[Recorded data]
════════
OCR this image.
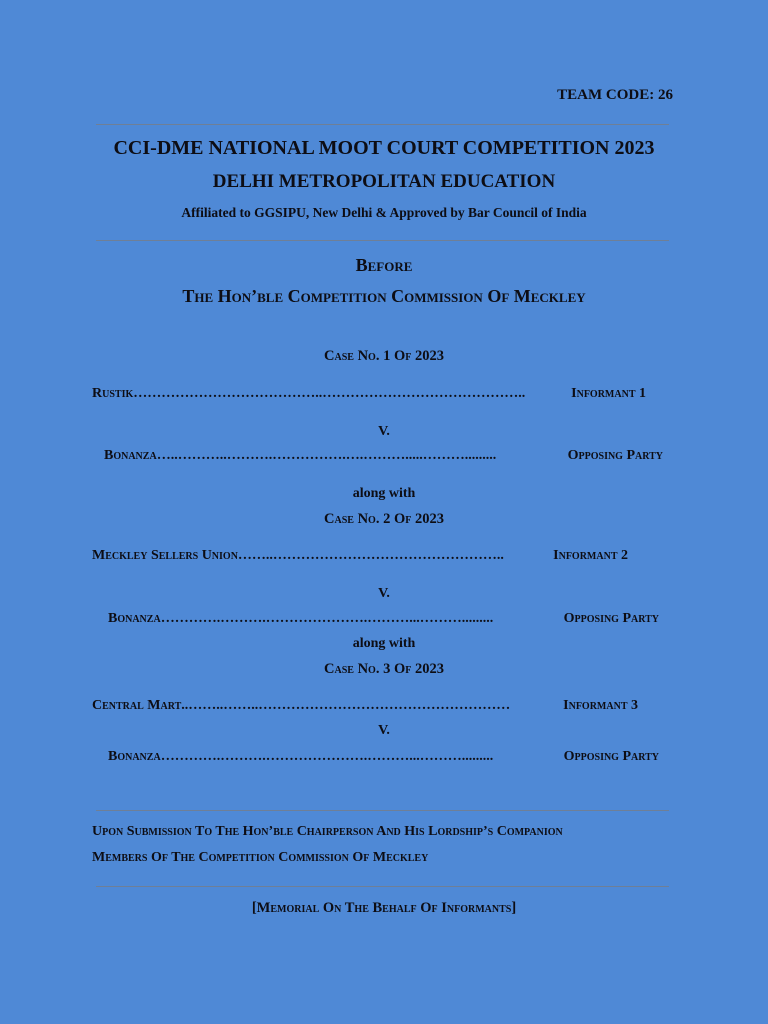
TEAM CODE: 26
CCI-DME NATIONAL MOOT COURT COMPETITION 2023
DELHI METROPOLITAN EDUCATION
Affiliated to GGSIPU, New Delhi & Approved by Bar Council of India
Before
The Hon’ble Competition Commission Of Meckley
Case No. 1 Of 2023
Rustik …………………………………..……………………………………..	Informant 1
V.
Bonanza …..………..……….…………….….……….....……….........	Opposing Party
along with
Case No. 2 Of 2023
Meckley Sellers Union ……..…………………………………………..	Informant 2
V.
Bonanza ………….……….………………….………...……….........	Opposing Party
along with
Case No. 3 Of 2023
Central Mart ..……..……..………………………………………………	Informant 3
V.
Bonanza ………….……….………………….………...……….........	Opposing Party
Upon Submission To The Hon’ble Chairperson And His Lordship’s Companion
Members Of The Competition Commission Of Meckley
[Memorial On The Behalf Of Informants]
════════
Leave out the pictures and restate everything else word for word.

OCR this image.
TEAM CODE: 26
CCI-DME NATIONAL MOOT COURT COMPETITION 2023
DELHI METROPOLITAN EDUCATION
Affiliated to GGSIPU, New Delhi & Approved by Bar Council of India
Before
The Hon’ble Competition Commission Of Meckley
Case No. 1 Of 2023
Rustik …………………………………..……………………………………..	Informant 1
V.
Bonanza …..………..……….…………….….……….....……….........	Opposing Party
along with
Case No. 2 Of 2023
Meckley Sellers Union ……..…………………………………………..	Informant 2
V.
Bonanza ………….……….………………….………...……….........	Opposing Party
along with
Case No. 3 Of 2023
Central Mart ..……..……..………………………………………………	Informant 3
V.
Bonanza ………….……….………………….………...……….........	Opposing Party
Upon Submission To The Hon’ble Chairperson And His Lordship’s Companion
Members Of The Competition Commission Of Meckley
[Memorial On The Behalf Of Informants]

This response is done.